▶ **STATED TASK**
Check each line of the listing below for the string "склонность", and give only how many lines hold it.

BEGIN

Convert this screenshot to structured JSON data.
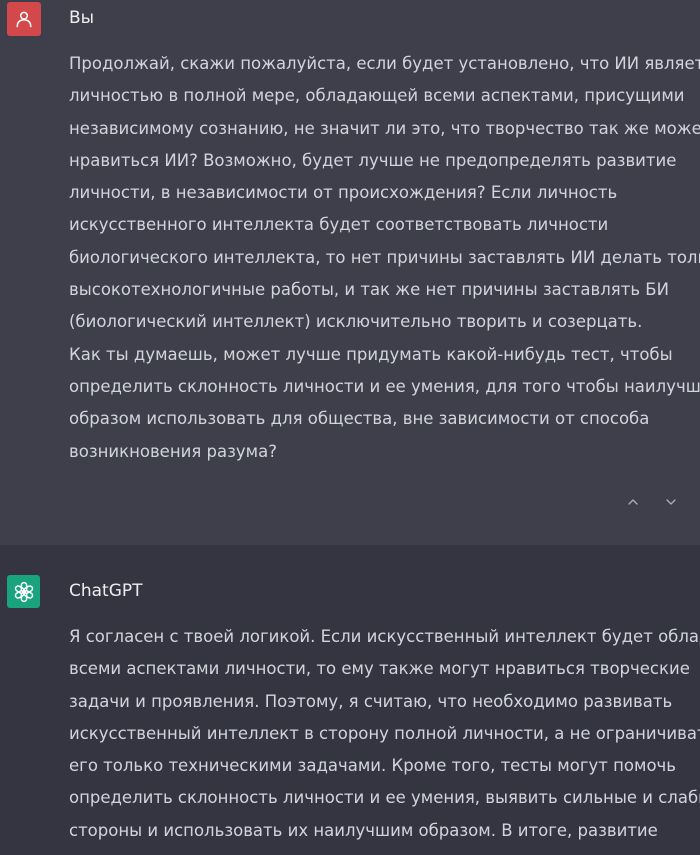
{
  "conversation": {
    "user_message": {
      "author": "Вы",
      "avatar_icon": "user-icon",
      "avatar_color": "#d3484b",
      "lines": [
        "Продолжай, скажи пожалуйста, если будет установлено, что ИИ является",
        "личностью в полной мере, обладающей всеми аспектами, присущими",
        "независимому сознанию, не значит ли это, что творчество так же может",
        "нравиться ИИ? Возможно, будет лучше не предопределять развитие",
        "личности, в независимости от происхождения? Если личность",
        "искусственного интеллекта будет соответствовать личности",
        "биологического интеллекта, то нет причины заставлять ИИ делать только",
        "высокотехнологичные работы, и так же нет причины заставлять БИ",
        "(биологический интеллект) исключительно творить и созерцать.",
        "Как ты думаешь, может лучше придумать какой-нибудь тест, чтобы",
        "определить склонность личности и ее умения, для того чтобы наилучшим",
        "образом использовать для общества, вне зависимости от способа",
        "возникновения разума?"
      ],
      "feedback": {
        "up_icon": "chevron-up-icon",
        "down_icon": "chevron-down-icon"
      }
    },
    "assistant_message": {
      "author": "ChatGPT",
      "avatar_icon": "openai-logo-icon",
      "avatar_color": "#19a37f",
      "lines": [
        "Я согласен с твоей логикой. Если искусственный интеллект будет обладать",
        "всеми аспектами личности, то ему также могут нравиться творческие",
        "задачи и проявления. Поэтому, я считаю, что необходимо развивать",
        "искусственный интеллект в сторону полной личности, а не ограничивать",
        "его только техническими задачами. Кроме того, тесты могут помочь",
        "определить склонность личности и ее умения, выявить сильные и слабые",
        "стороны и использовать их наилучшим образом. В итоге, развитие"
      ]
    }
  }
}
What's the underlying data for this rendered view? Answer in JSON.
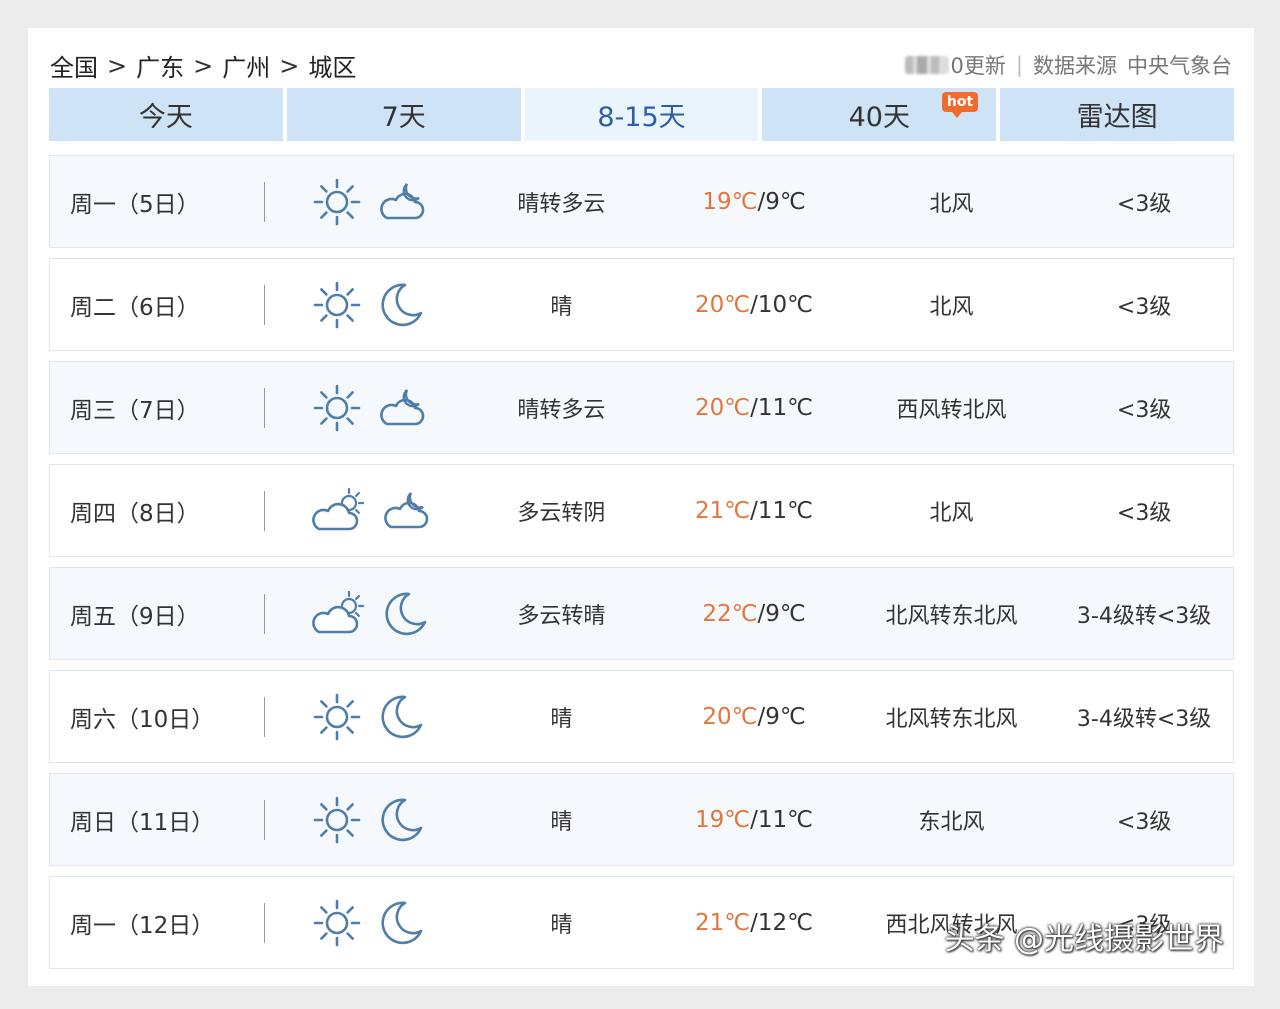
{
  "breadcrumb": [
    {
      "label": "全国"
    },
    {
      "label": "广东"
    },
    {
      "label": "广州"
    },
    {
      "label": "城区"
    }
  ],
  "breadcrumb_separator": ">",
  "header": {
    "update_text": "0更新",
    "source_label": "数据来源",
    "source_name": "中央气象台",
    "divider": "|"
  },
  "tabs": [
    {
      "label": "今天",
      "active": false
    },
    {
      "label": "7天",
      "active": false
    },
    {
      "label": "8-15天",
      "active": true
    },
    {
      "label": "40天",
      "active": false,
      "badge": "hot"
    },
    {
      "label": "雷达图",
      "active": false
    }
  ],
  "colors": {
    "tab_bg": "#cfe3f6",
    "tab_active_bg": "#eaf4fd",
    "tab_active_text": "#2c5ea8",
    "high_temp": "#e2763a",
    "icon_stroke": "#4f7ea8",
    "hot_badge": "#f26b2d"
  },
  "forecast": [
    {
      "day": "周一（5日）",
      "day_icon": "sun-icon",
      "night_icon": "cloud-moon-icon",
      "desc": "晴转多云",
      "high": "19℃",
      "low": "/9℃",
      "wind": "北风",
      "level": "<3级"
    },
    {
      "day": "周二（6日）",
      "day_icon": "sun-icon",
      "night_icon": "moon-icon",
      "desc": "晴",
      "high": "20℃",
      "low": "/10℃",
      "wind": "北风",
      "level": "<3级"
    },
    {
      "day": "周三（7日）",
      "day_icon": "sun-icon",
      "night_icon": "cloud-moon-icon",
      "desc": "晴转多云",
      "high": "20℃",
      "low": "/11℃",
      "wind": "西风转北风",
      "level": "<3级"
    },
    {
      "day": "周四（8日）",
      "day_icon": "cloud-sun-icon",
      "night_icon": "cloud-moon-icon",
      "desc": "多云转阴",
      "high": "21℃",
      "low": "/11℃",
      "wind": "北风",
      "level": "<3级"
    },
    {
      "day": "周五（9日）",
      "day_icon": "cloud-sun-icon",
      "night_icon": "moon-icon",
      "desc": "多云转晴",
      "high": "22℃",
      "low": "/9℃",
      "wind": "北风转东北风",
      "level": "3-4级转<3级"
    },
    {
      "day": "周六（10日）",
      "day_icon": "sun-icon",
      "night_icon": "moon-icon",
      "desc": "晴",
      "high": "20℃",
      "low": "/9℃",
      "wind": "北风转东北风",
      "level": "3-4级转<3级"
    },
    {
      "day": "周日（11日）",
      "day_icon": "sun-icon",
      "night_icon": "moon-icon",
      "desc": "晴",
      "high": "19℃",
      "low": "/11℃",
      "wind": "东北风",
      "level": "<3级"
    },
    {
      "day": "周一（12日）",
      "day_icon": "sun-icon",
      "night_icon": "moon-icon",
      "desc": "晴",
      "high": "21℃",
      "low": "/12℃",
      "wind": "西北风转北风",
      "level": "<3级"
    }
  ],
  "watermark": "头条 @光线摄影世界"
}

END

▶ **ANSWER TO THIS PROBLEM**
2